§ Exercise details: Your task is to locate every line holding the string "Najniže" and to copy each of them.

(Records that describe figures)
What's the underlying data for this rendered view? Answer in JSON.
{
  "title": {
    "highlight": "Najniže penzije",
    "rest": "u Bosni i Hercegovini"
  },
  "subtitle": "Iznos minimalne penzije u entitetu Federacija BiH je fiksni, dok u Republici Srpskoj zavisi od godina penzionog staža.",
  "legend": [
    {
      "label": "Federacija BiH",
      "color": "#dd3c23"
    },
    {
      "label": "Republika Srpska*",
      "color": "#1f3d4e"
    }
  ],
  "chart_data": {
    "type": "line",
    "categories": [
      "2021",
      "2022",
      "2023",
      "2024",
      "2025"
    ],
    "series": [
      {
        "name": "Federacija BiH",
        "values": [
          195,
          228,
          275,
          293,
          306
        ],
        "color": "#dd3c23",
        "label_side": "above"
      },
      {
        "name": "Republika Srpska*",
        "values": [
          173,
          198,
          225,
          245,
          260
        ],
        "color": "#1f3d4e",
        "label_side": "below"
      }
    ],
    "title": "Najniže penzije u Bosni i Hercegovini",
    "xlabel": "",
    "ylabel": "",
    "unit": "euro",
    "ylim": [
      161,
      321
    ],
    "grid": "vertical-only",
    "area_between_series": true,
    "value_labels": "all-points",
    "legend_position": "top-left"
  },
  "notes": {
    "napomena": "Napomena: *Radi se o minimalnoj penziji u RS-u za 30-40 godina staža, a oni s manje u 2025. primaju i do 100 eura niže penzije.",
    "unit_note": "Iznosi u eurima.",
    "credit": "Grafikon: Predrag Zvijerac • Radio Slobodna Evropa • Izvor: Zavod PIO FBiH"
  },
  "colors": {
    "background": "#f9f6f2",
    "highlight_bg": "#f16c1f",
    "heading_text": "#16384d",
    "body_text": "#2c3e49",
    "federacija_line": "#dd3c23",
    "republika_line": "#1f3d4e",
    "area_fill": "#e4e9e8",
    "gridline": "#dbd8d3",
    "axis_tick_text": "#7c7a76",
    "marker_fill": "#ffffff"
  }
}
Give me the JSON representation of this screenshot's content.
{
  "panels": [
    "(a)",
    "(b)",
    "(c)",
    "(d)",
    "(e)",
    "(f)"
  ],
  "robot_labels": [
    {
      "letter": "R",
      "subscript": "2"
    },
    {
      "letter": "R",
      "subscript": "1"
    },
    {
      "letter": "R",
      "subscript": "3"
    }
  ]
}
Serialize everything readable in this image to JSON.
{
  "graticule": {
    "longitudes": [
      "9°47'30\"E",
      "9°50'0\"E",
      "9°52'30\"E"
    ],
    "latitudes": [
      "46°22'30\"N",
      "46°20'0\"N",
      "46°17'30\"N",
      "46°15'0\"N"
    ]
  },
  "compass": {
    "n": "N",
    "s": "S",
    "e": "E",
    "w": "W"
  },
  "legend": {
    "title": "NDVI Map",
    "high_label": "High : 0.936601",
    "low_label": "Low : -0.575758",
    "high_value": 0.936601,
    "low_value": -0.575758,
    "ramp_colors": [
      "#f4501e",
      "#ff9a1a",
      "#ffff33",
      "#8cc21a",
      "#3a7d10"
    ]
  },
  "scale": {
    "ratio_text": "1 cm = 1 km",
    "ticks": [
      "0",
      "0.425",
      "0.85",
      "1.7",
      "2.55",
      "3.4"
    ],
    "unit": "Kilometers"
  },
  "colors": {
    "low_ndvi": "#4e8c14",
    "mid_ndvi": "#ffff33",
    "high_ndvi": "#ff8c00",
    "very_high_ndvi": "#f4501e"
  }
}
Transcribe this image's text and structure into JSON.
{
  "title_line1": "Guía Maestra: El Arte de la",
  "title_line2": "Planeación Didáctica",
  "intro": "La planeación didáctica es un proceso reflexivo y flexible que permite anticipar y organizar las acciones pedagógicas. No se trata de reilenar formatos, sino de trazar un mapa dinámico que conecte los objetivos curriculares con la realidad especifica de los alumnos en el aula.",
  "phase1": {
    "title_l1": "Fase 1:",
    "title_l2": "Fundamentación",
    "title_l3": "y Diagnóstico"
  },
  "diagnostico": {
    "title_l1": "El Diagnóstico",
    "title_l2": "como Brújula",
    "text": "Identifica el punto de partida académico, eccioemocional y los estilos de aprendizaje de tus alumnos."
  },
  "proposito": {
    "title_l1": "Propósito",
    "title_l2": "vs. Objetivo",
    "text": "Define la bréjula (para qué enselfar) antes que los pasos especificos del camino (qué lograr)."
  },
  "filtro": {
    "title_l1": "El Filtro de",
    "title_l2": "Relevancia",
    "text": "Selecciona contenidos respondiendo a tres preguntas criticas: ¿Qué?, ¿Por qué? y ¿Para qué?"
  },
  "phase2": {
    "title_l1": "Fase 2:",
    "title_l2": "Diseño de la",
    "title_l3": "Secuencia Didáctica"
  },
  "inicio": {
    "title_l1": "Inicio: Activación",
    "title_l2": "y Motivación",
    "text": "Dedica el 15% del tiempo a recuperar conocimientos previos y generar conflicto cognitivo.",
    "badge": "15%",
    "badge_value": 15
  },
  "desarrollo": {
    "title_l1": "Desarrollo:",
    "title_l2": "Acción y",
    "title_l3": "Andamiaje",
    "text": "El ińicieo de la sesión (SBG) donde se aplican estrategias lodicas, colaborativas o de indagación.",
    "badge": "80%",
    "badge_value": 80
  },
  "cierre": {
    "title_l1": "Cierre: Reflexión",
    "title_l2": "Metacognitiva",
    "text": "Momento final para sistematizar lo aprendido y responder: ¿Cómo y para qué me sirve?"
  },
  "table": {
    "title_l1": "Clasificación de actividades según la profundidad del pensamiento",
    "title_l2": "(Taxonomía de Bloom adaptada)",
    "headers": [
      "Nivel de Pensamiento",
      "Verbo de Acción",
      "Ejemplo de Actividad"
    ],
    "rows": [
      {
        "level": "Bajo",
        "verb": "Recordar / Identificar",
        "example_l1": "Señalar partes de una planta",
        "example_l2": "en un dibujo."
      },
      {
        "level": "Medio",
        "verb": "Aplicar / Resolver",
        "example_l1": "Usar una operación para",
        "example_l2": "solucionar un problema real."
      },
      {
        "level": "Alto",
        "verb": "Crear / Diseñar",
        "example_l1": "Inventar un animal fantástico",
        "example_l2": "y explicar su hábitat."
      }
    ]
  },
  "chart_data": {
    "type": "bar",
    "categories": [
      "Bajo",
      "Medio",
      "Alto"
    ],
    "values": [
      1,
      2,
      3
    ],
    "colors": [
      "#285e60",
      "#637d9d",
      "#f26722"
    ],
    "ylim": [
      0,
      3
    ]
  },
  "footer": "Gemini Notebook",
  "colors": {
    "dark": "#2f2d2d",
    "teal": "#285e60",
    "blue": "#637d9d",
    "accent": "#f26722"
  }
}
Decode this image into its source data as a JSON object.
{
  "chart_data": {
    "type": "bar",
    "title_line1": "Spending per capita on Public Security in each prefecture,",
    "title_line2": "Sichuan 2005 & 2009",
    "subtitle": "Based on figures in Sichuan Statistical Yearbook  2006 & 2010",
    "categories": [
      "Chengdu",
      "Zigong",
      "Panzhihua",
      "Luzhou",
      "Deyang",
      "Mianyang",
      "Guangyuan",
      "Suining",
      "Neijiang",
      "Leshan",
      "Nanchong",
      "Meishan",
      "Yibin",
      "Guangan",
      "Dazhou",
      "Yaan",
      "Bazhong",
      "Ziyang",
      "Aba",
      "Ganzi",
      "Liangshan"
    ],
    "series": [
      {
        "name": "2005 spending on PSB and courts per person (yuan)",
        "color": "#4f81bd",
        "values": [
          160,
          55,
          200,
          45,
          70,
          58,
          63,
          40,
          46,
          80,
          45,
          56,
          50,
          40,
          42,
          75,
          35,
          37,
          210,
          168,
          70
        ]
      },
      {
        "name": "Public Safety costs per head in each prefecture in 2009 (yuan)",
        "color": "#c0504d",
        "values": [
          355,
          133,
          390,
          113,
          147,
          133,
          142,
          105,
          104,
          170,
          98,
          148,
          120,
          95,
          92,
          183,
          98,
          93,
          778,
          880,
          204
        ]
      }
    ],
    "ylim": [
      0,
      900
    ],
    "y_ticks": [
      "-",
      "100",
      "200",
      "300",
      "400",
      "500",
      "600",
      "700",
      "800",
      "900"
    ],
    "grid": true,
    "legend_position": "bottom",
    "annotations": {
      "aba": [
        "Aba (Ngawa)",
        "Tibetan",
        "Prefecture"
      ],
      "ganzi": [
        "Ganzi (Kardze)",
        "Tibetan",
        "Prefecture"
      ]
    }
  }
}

§ Completed exercise:
    "highlight": "Najniže penzije",
    "title": "Najniže penzije u Bosni i Hercegovini",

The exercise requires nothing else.